■ **The request**:
Each entry must be given again exactly; images do not belong in the copy.

(Stored data entries)
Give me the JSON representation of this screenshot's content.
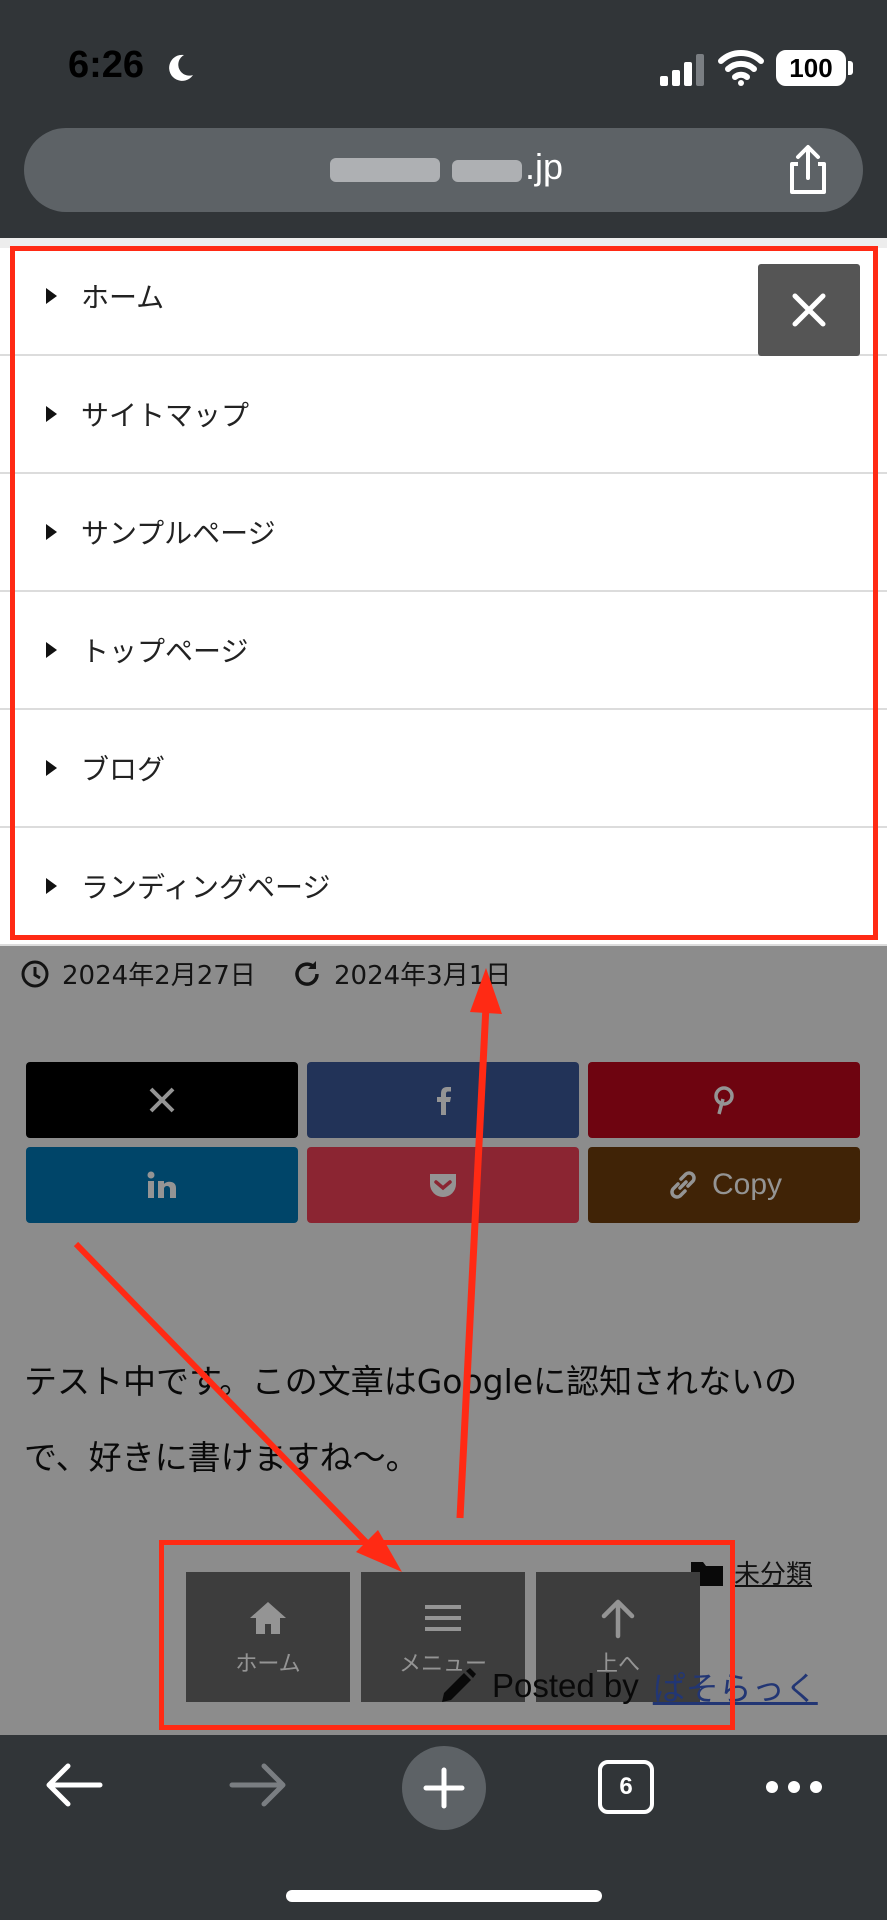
{
  "status_bar": {
    "time": "6:26",
    "battery": "100"
  },
  "browser": {
    "url_suffix": ".jp",
    "tab_count": "6"
  },
  "menu": {
    "items": [
      {
        "label": "ホーム"
      },
      {
        "label": "サイトマップ"
      },
      {
        "label": "サンプルページ"
      },
      {
        "label": "トップページ"
      },
      {
        "label": "ブログ"
      },
      {
        "label": "ランディングページ"
      }
    ]
  },
  "post": {
    "published": "2024年2月27日",
    "updated": "2024年3月1日",
    "body_line1": "テスト中です。この文章はGoogleに認知されないの",
    "body_line2": "で、好きに書けますね〜。",
    "category": "未分類",
    "posted_by_prefix": "Posted by",
    "author": "ぱそらっく"
  },
  "share": {
    "copy_label": "Copy"
  },
  "footer_buttons": [
    {
      "label": "ホーム"
    },
    {
      "label": "メニュー"
    },
    {
      "label": "上へ"
    }
  ],
  "colors": {
    "annotation_red": "#ff2a14",
    "x": "#000000",
    "facebook": "#3b5998",
    "pinterest": "#bd081c",
    "linkedin": "#0077b5",
    "pocket": "#ef4056",
    "copy": "#6e3d0c"
  }
}
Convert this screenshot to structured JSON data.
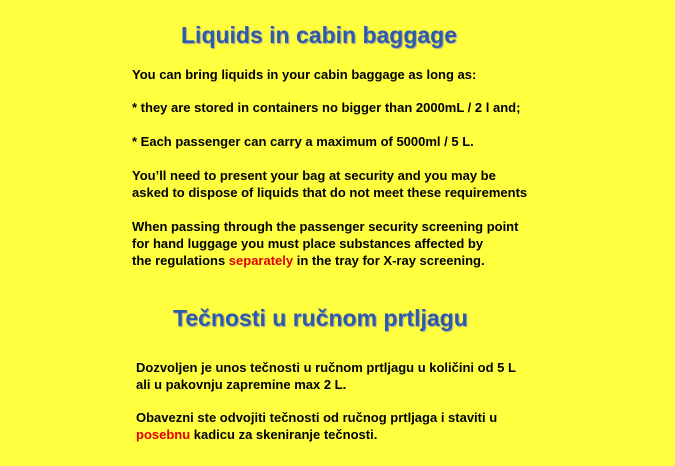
{
  "english": {
    "title": "Liquids in cabin baggage",
    "intro": "You can bring liquids in your cabin baggage as long as:",
    "rule1": "* they are stored in containers no bigger than 2000mL / 2 l and;",
    "rule2": "* Each passenger can carry a maximum of 5000ml / 5 L.",
    "security_line1": "You’ll need to present your bag at security and you may be",
    "security_line2": "asked to dispose of liquids that do not meet these requirements",
    "screening_line1": "When passing through the passenger security screening point",
    "screening_line2": "for hand luggage you must place substances affected by",
    "screening_line3_before": "the regulations ",
    "screening_line3_highlight": "separately",
    "screening_line3_after": " in the tray for X-ray screening."
  },
  "serbian": {
    "title": "Tečnosti u ručnom prtljagu",
    "allowed_line1": "Dozvoljen je unos tečnosti u ručnom prtljagu u količini od 5 L",
    "allowed_line2": "ali u pakovnju zapremine max 2 L.",
    "obligation_line1": "Obavezni ste odvojiti tečnosti od ručnog prtljaga i staviti u",
    "obligation_line2_highlight": "posebnu",
    "obligation_line2_after": " kadicu za skeniranje tečnosti."
  },
  "colors": {
    "background": "#ffff40",
    "title": "#2f5aa8",
    "highlight": "#e00000"
  }
}
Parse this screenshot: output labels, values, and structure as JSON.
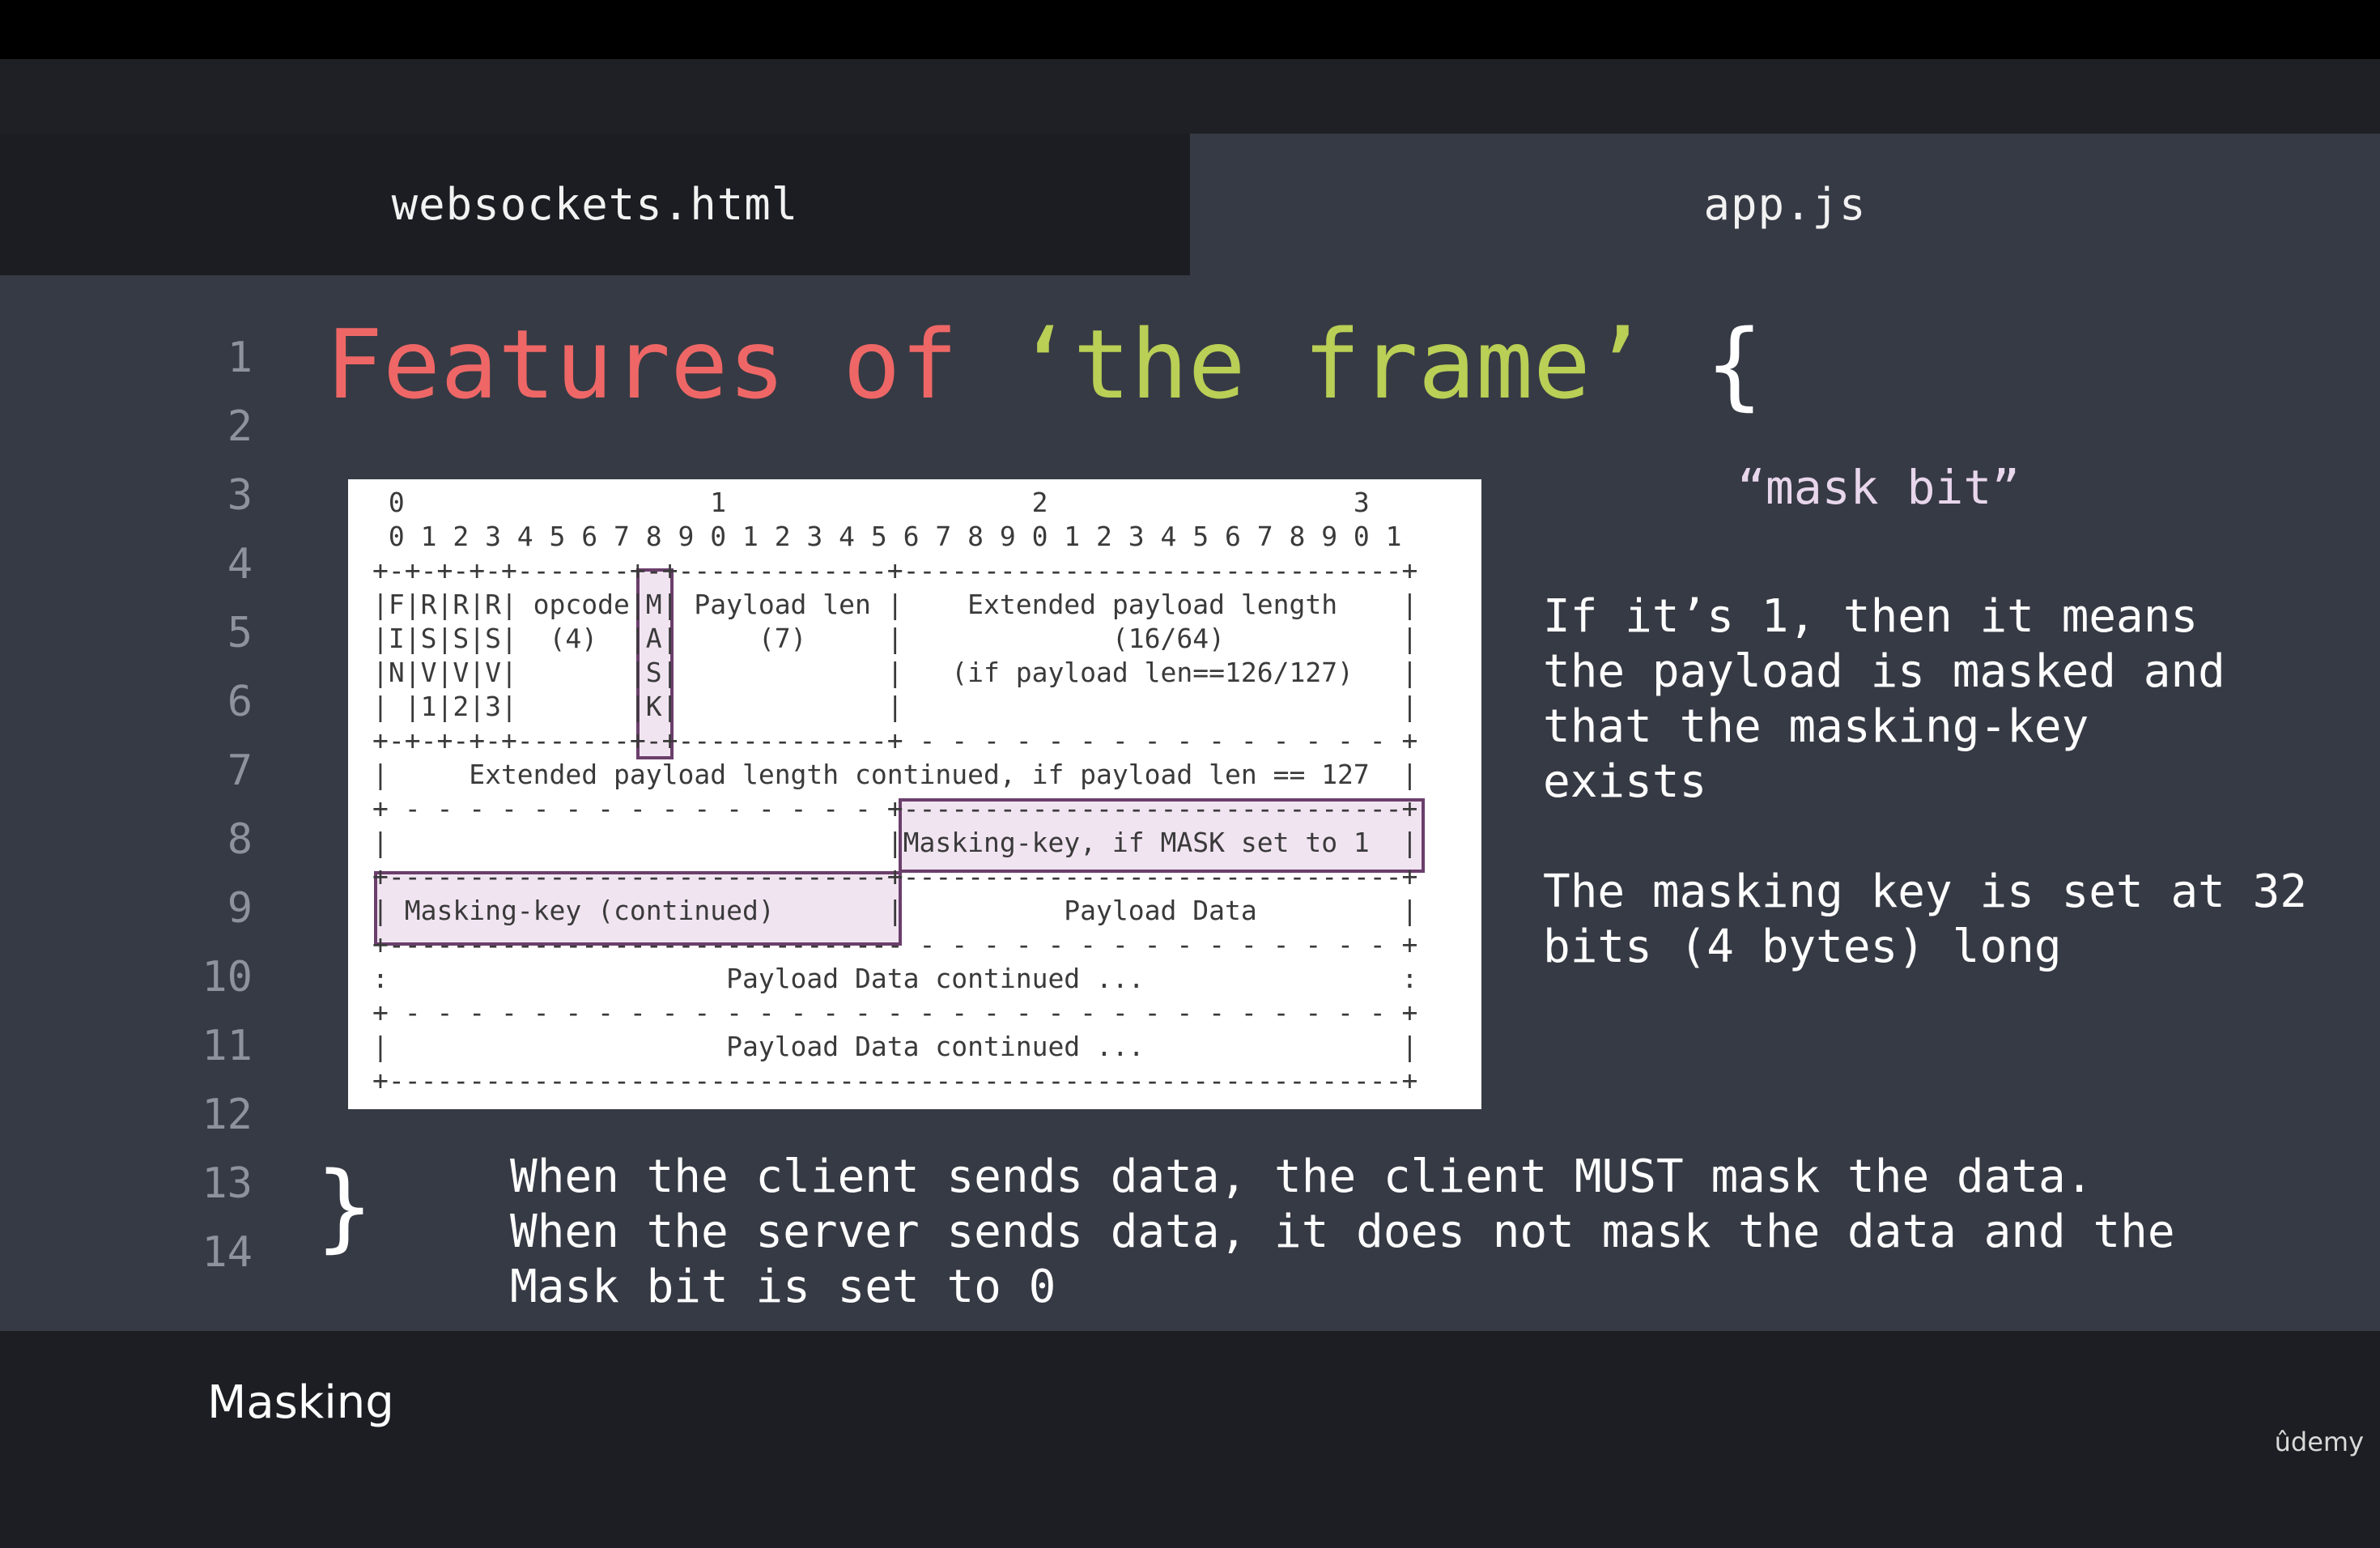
{
  "tabs": [
    {
      "label": "websockets.html"
    },
    {
      "label": "app.js"
    }
  ],
  "line_numbers": [
    "1",
    "2",
    "3",
    "4",
    "5",
    "6",
    "7",
    "8",
    "9",
    "10",
    "11",
    "12",
    "13",
    "14"
  ],
  "title": {
    "part1": "Features of ",
    "part2": "‘the frame’",
    "brace_open": " {",
    "brace_close": "}"
  },
  "diagram": {
    "lines": [
      " 0                   1                   2                   3",
      " 0 1 2 3 4 5 6 7 8 9 0 1 2 3 4 5 6 7 8 9 0 1 2 3 4 5 6 7 8 9 0 1",
      "+-+-+-+-+-------+-+-------------+-------------------------------+",
      "|F|R|R|R| opcode|M| Payload len |    Extended payload length    |",
      "|I|S|S|S|  (4)  |A|     (7)     |             (16/64)           |",
      "|N|V|V|V|       |S|             |   (if payload len==126/127)   |",
      "| |1|2|3|       |K|             |                               |",
      "+-+-+-+-+-------+-+-------------+ - - - - - - - - - - - - - - - +",
      "|     Extended payload length continued, if payload len == 127  |",
      "+ - - - - - - - - - - - - - - - +-------------------------------+",
      "|                               |Masking-key, if MASK set to 1  |",
      "+-------------------------------+-------------------------------+",
      "| Masking-key (continued)       |          Payload Data         |",
      "+-------------------------------- - - - - - - - - - - - - - - - +",
      ":                     Payload Data continued ...                :",
      "+ - - - - - - - - - - - - - - - - - - - - - - - - - - - - - - - +",
      "|                     Payload Data continued ...                |",
      "+---------------------------------------------------------------+"
    ]
  },
  "side": {
    "quote": "“mask bit”",
    "para1": "If it’s 1, then it means\nthe payload is masked and\nthat the masking-key\nexists",
    "para2": "The masking key is set at 32\nbits (4 bytes) long"
  },
  "bottom_note": "When the client sends data, the client MUST mask the data.\nWhen the server sends data, it does not mask the data and the\nMask bit is set to 0",
  "caption": "Masking",
  "logo": "ûdemy"
}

■ **Response to this exercise**:
Give me the JSON representation of this screenshot's content.
{
  "status_bar": {
    "time": "6:26",
    "battery": "100"
  },
  "browser": {
    "url_suffix": ".jp",
    "tab_count": "6"
  },
  "menu": {
    "items": [
      {
        "label": "ホーム"
      },
      {
        "label": "サイトマップ"
      },
      {
        "label": "サンプルページ"
      },
      {
        "label": "トップページ"
      },
      {
        "label": "ブログ"
      },
      {
        "label": "ランディングページ"
      }
    ]
  },
  "post": {
    "published": "2024年2月27日",
    "updated": "2024年3月1日",
    "body_line1": "テスト中です。この文章はGoogleに認知されないの",
    "body_line2": "で、好きに書けますね〜。",
    "category": "未分類",
    "posted_by_prefix": "Posted by",
    "author": "ぱそらっく"
  },
  "share": {
    "copy_label": "Copy"
  },
  "footer_buttons": [
    {
      "label": "ホーム"
    },
    {
      "label": "メニュー"
    },
    {
      "label": "上へ"
    }
  ],
  "colors": {
    "annotation_red": "#ff2a14",
    "x": "#000000",
    "facebook": "#3b5998",
    "pinterest": "#bd081c",
    "linkedin": "#0077b5",
    "pocket": "#ef4056",
    "copy": "#6e3d0c"
  }
}
Convert this screenshot to structured JSON data.
{
  "english": {
    "title": "Liquids in cabin baggage",
    "intro": "You can bring liquids in your cabin baggage as long as:",
    "rule1": "* they are stored in containers no bigger than 2000mL / 2 l and;",
    "rule2": "* Each passenger can carry a maximum of 5000ml / 5 L.",
    "security_line1": "You’ll need to present your bag at security and you may be",
    "security_line2": "asked to dispose of liquids that do not meet these requirements",
    "screening_line1": "When passing through the passenger security screening point",
    "screening_line2": "for hand luggage you must place substances affected by",
    "screening_line3_before": "the regulations ",
    "screening_line3_highlight": "separately",
    "screening_line3_after": " in the tray for X-ray screening."
  },
  "serbian": {
    "title": "Tečnosti u ručnom prtljagu",
    "allowed_line1": "Dozvoljen je unos tečnosti u ručnom prtljagu u količini od 5 L",
    "allowed_line2": "ali u pakovnju zapremine max 2 L.",
    "obligation_line1": "Obavezni ste odvojiti tečnosti od ručnog prtljaga i staviti u",
    "obligation_line2_highlight": "posebnu",
    "obligation_line2_after": " kadicu za skeniranje tečnosti."
  },
  "colors": {
    "background": "#ffff40",
    "title": "#2f5aa8",
    "highlight": "#e00000"
  }
}
Parse this screenshot: output labels, values, and structure as JSON.
{
  "tabs": [
    {
      "label": "websockets.html"
    },
    {
      "label": "app.js"
    }
  ],
  "line_numbers": [
    "1",
    "2",
    "3",
    "4",
    "5",
    "6",
    "7",
    "8",
    "9",
    "10",
    "11",
    "12",
    "13",
    "14"
  ],
  "title": {
    "part1": "Features of ",
    "part2": "‘the frame’",
    "brace_open": " {",
    "brace_close": "}"
  },
  "diagram": {
    "lines": [
      " 0                   1                   2                   3",
      " 0 1 2 3 4 5 6 7 8 9 0 1 2 3 4 5 6 7 8 9 0 1 2 3 4 5 6 7 8 9 0 1",
      "+-+-+-+-+-------+-+-------------+-------------------------------+",
      "|F|R|R|R| opcode|M| Payload len |    Extended payload length    |",
      "|I|S|S|S|  (4)  |A|     (7)     |             (16/64)           |",
      "|N|V|V|V|       |S|             |   (if payload len==126/127)   |",
      "| |1|2|3|       |K|             |                               |",
      "+-+-+-+-+-------+-+-------------+ - - - - - - - - - - - - - - - +",
      "|     Extended payload length continued, if payload len == 127  |",
      "+ - - - - - - - - - - - - - - - +-------------------------------+",
      "|                               |Masking-key, if MASK set to 1  |",
      "+-------------------------------+-------------------------------+",
      "| Masking-key (continued)       |          Payload Data         |",
      "+-------------------------------- - - - - - - - - - - - - - - - +",
      ":                     Payload Data continued ...                :",
      "+ - - - - - - - - - - - - - - - - - - - - - - - - - - - - - - - +",
      "|                     Payload Data continued ...                |",
      "+---------------------------------------------------------------+"
    ]
  },
  "side": {
    "quote": "“mask bit”",
    "para1": "If it’s 1, then it means\nthe payload is masked and\nthat the masking-key\nexists",
    "para2": "The masking key is set at 32\nbits (4 bytes) long"
  },
  "bottom_note": "When the client sends data, the client MUST mask the data.\nWhen the server sends data, it does not mask the data and the\nMask bit is set to 0",
  "caption": "Masking",
  "logo": "ûdemy"
}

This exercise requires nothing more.